→ **Input material**
============

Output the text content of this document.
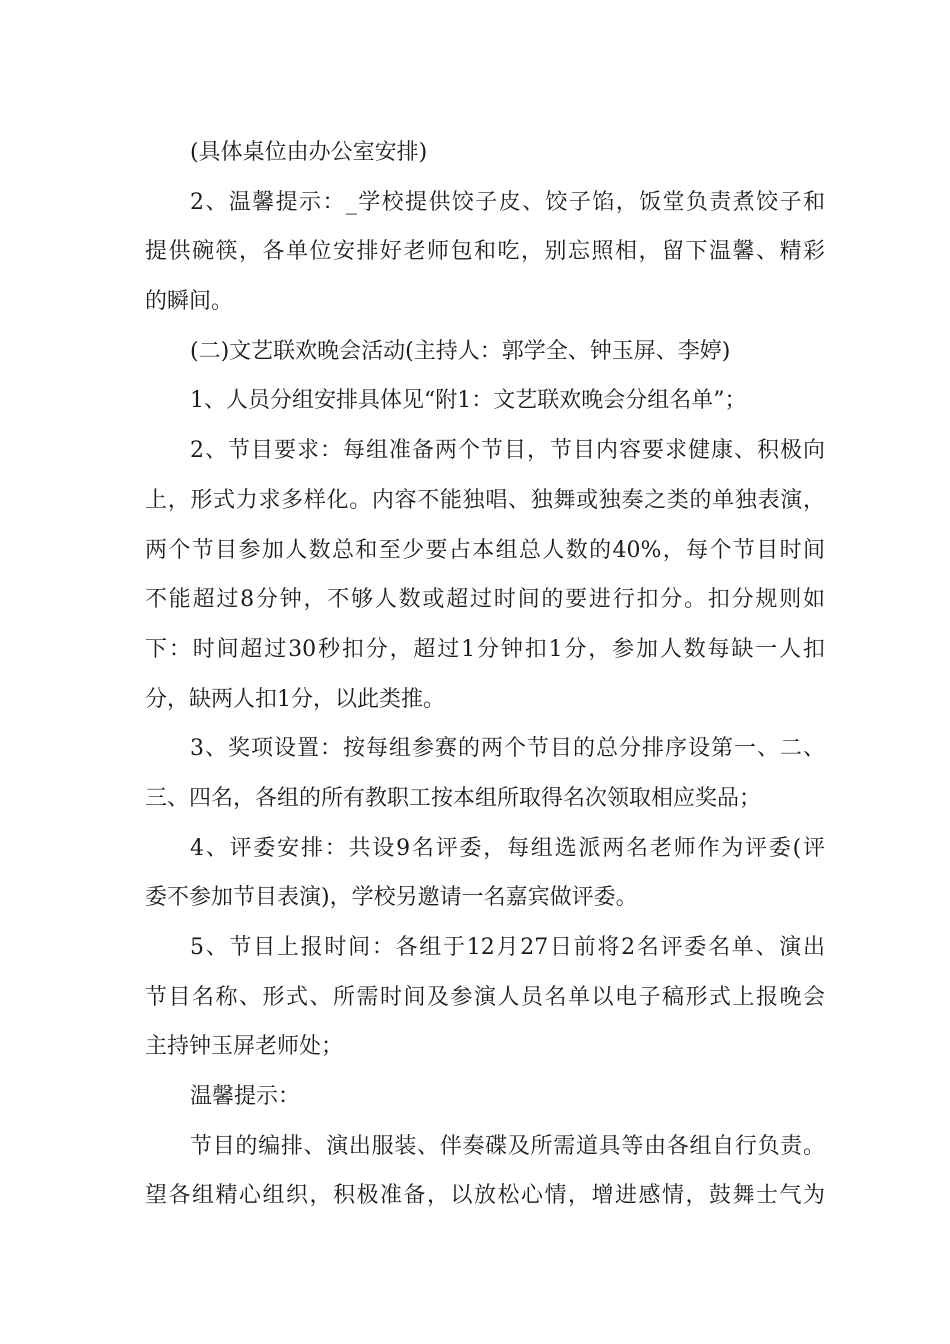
(具体桌位由办公室安排)
2、温馨提示：_学校提供饺子皮、饺子馅，饭堂负责煮饺子和
提供碗筷，各单位安排好老师包和吃，别忘照相，留下温馨、精彩
的瞬间。
(二)文艺联欢晚会活动(主持人：郭学全、钟玉屏、李婷)
1、人员分组安排具体见“附1：文艺联欢晚会分组名单”；
2、节目要求：每组准备两个节目，节目内容要求健康、积极向
上，形式力求多样化。内容不能独唱、独舞或独奏之类的单独表演，
两个节目参加人数总和至少要占本组总人数的40%，每个节目时间
不能超过8分钟，不够人数或超过时间的要进行扣分。扣分规则如
下：时间超过30秒扣分，超过1分钟扣1分，参加人数每缺一人扣
分，缺两人扣1分，以此类推。
3、奖项设置：按每组参赛的两个节目的总分排序设第一、二、
三、四名，各组的所有教职工按本组所取得名次领取相应奖品；
4、评委安排：共设9名评委，每组选派两名老师作为评委(评
委不参加节目表演)，学校另邀请一名嘉宾做评委。
5、节目上报时间：各组于12月27日前将2名评委名单、演出
节目名称、形式、所需时间及参演人员名单以电子稿形式上报晚会
主持钟玉屏老师处；
温馨提示：
节目的编排、演出服装、伴奏碟及所需道具等由各组自行负责。
望各组精心组织，积极准备，以放松心情，增进感情，鼓舞士气为
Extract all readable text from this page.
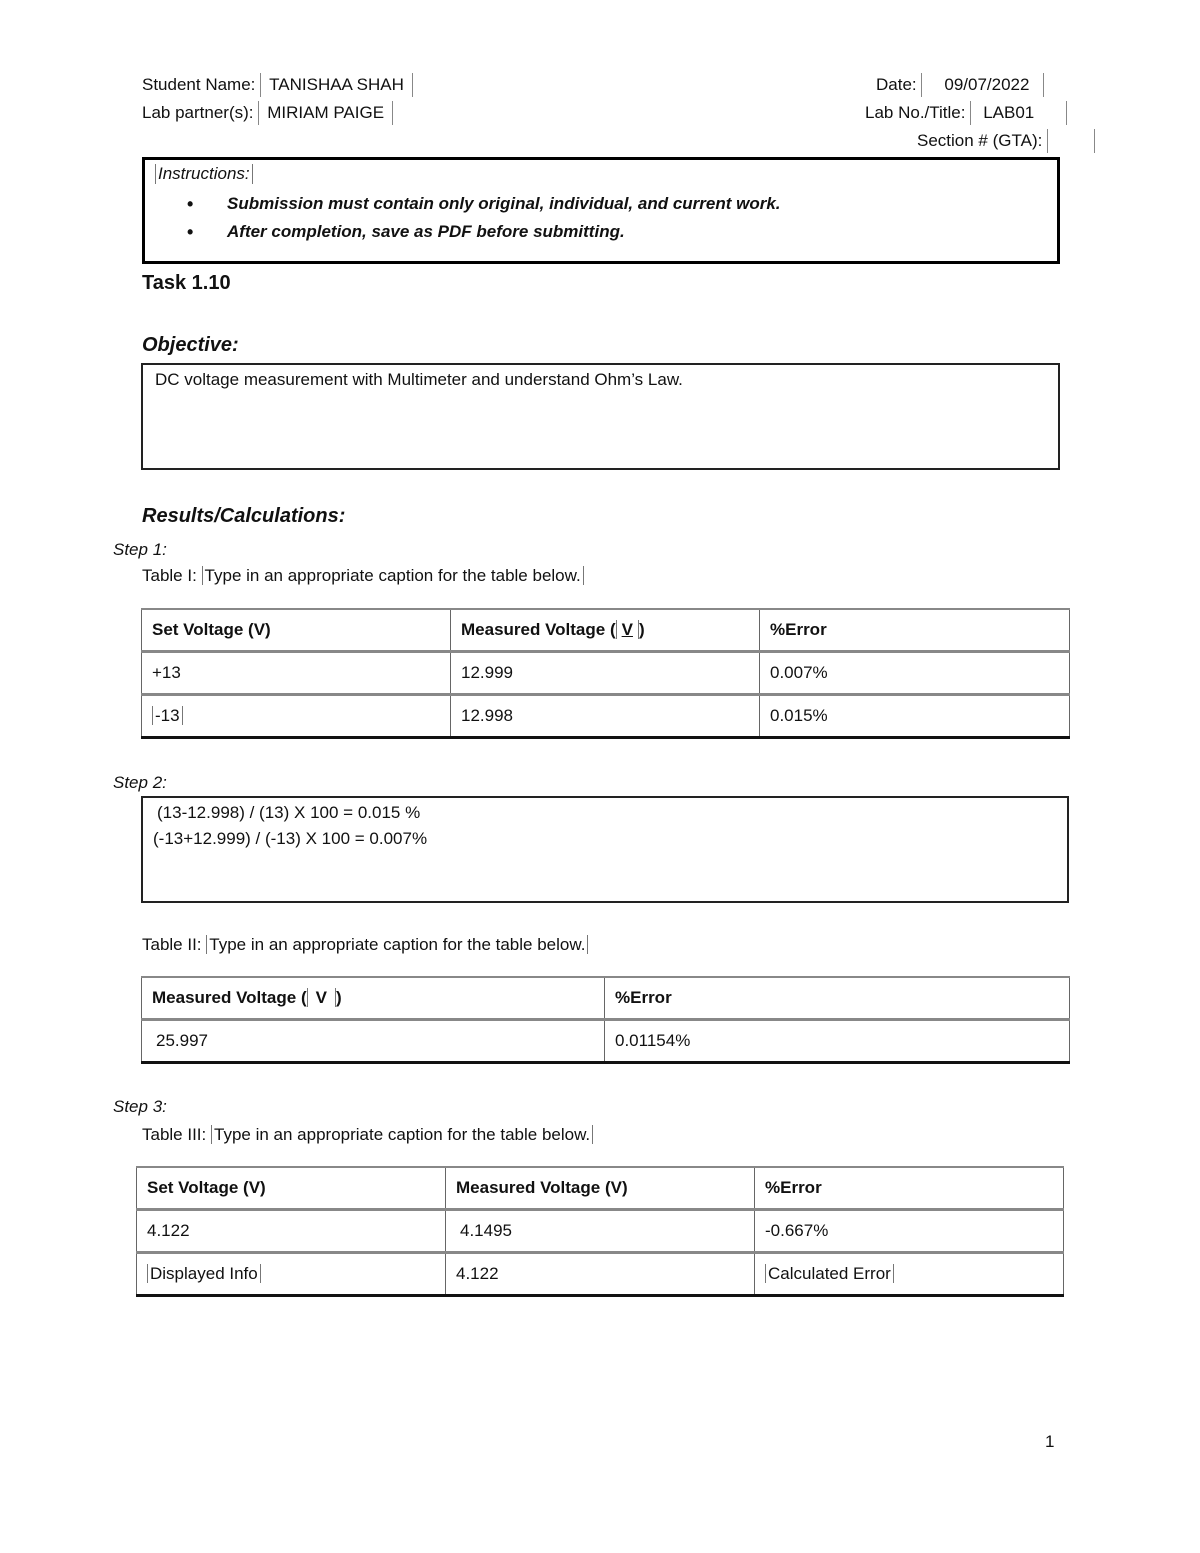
Student Name: TANISHAA SHAH	Date: 09/07/2022
Lab partner(s): MIRIAM PAIGE	Lab No./Title: LAB01
Section # (GTA):
Instructions:
• Submission must contain only original, individual, and current work.
• After completion, save as PDF before submitting.
Task 1.10
Objective:
DC voltage measurement with Multimeter and understand Ohm’s Law.
Results/Calculations:
Step 1:
Table I: Type in an appropriate caption for the table below.
Set Voltage (V)	Measured Voltage ( V )	%Error
+13	12.999	0.007%
-13	12.998	0.015%
Step 2:
(13-12.998) / (13) X 100 = 0.015 %
(-13+12.999) / (-13) X 100 = 0.007%
Table II: Type in an appropriate caption for the table below.
Measured Voltage ( V )	%Error
25.997	0.01154%
Step 3:
Table III: Type in an appropriate caption for the table below.
Set Voltage (V)	Measured Voltage (V)	%Error
4.122	4.1495	-0.667%
Displayed Info	4.122	Calculated Error
1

============

→ **Exercise description**
Only lines with "text" are wanted here; list each of them.

→ **Answer to the problem**
Output the text content of this document.
Extract all readable text from this page.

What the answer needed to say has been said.